=== Written request ===
Every line with the string "acid" should be gathered.

=== Data supplied ===
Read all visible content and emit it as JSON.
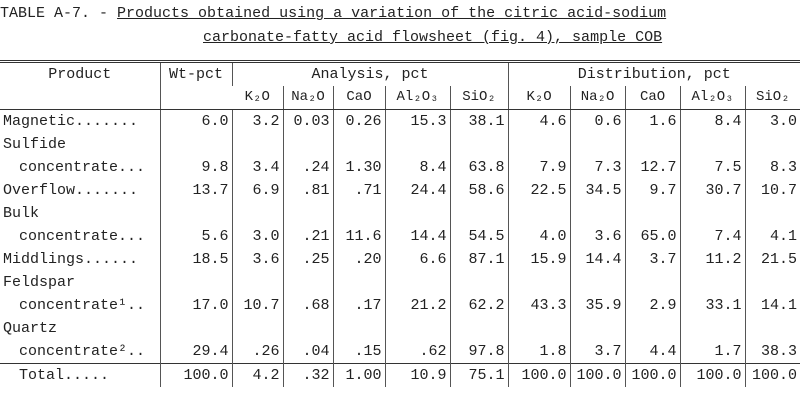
{
  "header": {
    "label": "TABLE A-7. -",
    "title_lines": [
      "Products obtained using a variation of the citric acid-sodium",
      "carbonate-fatty acid flowsheet (fig. 4), sample COB"
    ]
  },
  "table": {
    "columns": {
      "product": "Product",
      "wt": "Wt-pct",
      "analysis": "Analysis, pct",
      "distribution": "Distribution, pct"
    },
    "analysis_columns": [
      "K₂O",
      "Na₂O",
      "CaO",
      "Al₂O₃",
      "SiO₂"
    ],
    "distribution_columns": [
      "K₂O",
      "Na₂O",
      "CaO",
      "Al₂O₃",
      "SiO₂"
    ],
    "rows": [
      {
        "product": [
          "Magnetic......."
        ],
        "wt": "6.0",
        "analysis": [
          "3.2",
          "0.03",
          "0.26",
          "15.3",
          "38.1"
        ],
        "distribution": [
          "4.6",
          "0.6",
          "1.6",
          "8.4",
          "3.0"
        ]
      },
      {
        "product": [
          "Sulfide",
          "concentrate..."
        ],
        "wt": "9.8",
        "analysis": [
          "3.4",
          ".24",
          "1.30",
          "8.4",
          "63.8"
        ],
        "distribution": [
          "7.9",
          "7.3",
          "12.7",
          "7.5",
          "8.3"
        ]
      },
      {
        "product": [
          "Overflow......."
        ],
        "wt": "13.7",
        "analysis": [
          "6.9",
          ".81",
          ".71",
          "24.4",
          "58.6"
        ],
        "distribution": [
          "22.5",
          "34.5",
          "9.7",
          "30.7",
          "10.7"
        ]
      },
      {
        "product": [
          "Bulk",
          "concentrate..."
        ],
        "wt": "5.6",
        "analysis": [
          "3.0",
          ".21",
          "11.6",
          "14.4",
          "54.5"
        ],
        "distribution": [
          "4.0",
          "3.6",
          "65.0",
          "7.4",
          "4.1"
        ]
      },
      {
        "product": [
          "Middlings......"
        ],
        "wt": "18.5",
        "analysis": [
          "3.6",
          ".25",
          ".20",
          "6.6",
          "87.1"
        ],
        "distribution": [
          "15.9",
          "14.4",
          "3.7",
          "11.2",
          "21.5"
        ]
      },
      {
        "product": [
          "Feldspar",
          "concentrate¹.."
        ],
        "wt": "17.0",
        "analysis": [
          "10.7",
          ".68",
          ".17",
          "21.2",
          "62.2"
        ],
        "distribution": [
          "43.3",
          "35.9",
          "2.9",
          "33.1",
          "14.1"
        ]
      },
      {
        "product": [
          "Quartz",
          "concentrate².."
        ],
        "wt": "29.4",
        "analysis": [
          ".26",
          ".04",
          ".15",
          ".62",
          "97.8"
        ],
        "distribution": [
          "1.8",
          "3.7",
          "4.4",
          "1.7",
          "38.3"
        ]
      },
      {
        "product": [
          "Total....."
        ],
        "wt": "100.0",
        "analysis": [
          "4.2",
          ".32",
          "1.00",
          "10.9",
          "75.1"
        ],
        "distribution": [
          "100.0",
          "100.0",
          "100.0",
          "100.0",
          "100.0"
        ]
      }
    ]
  }
}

=== Answer in full ===
      "Products obtained using a variation of the citric acid-sodium",
      "carbonate-fatty acid flowsheet (fig. 4), sample COB"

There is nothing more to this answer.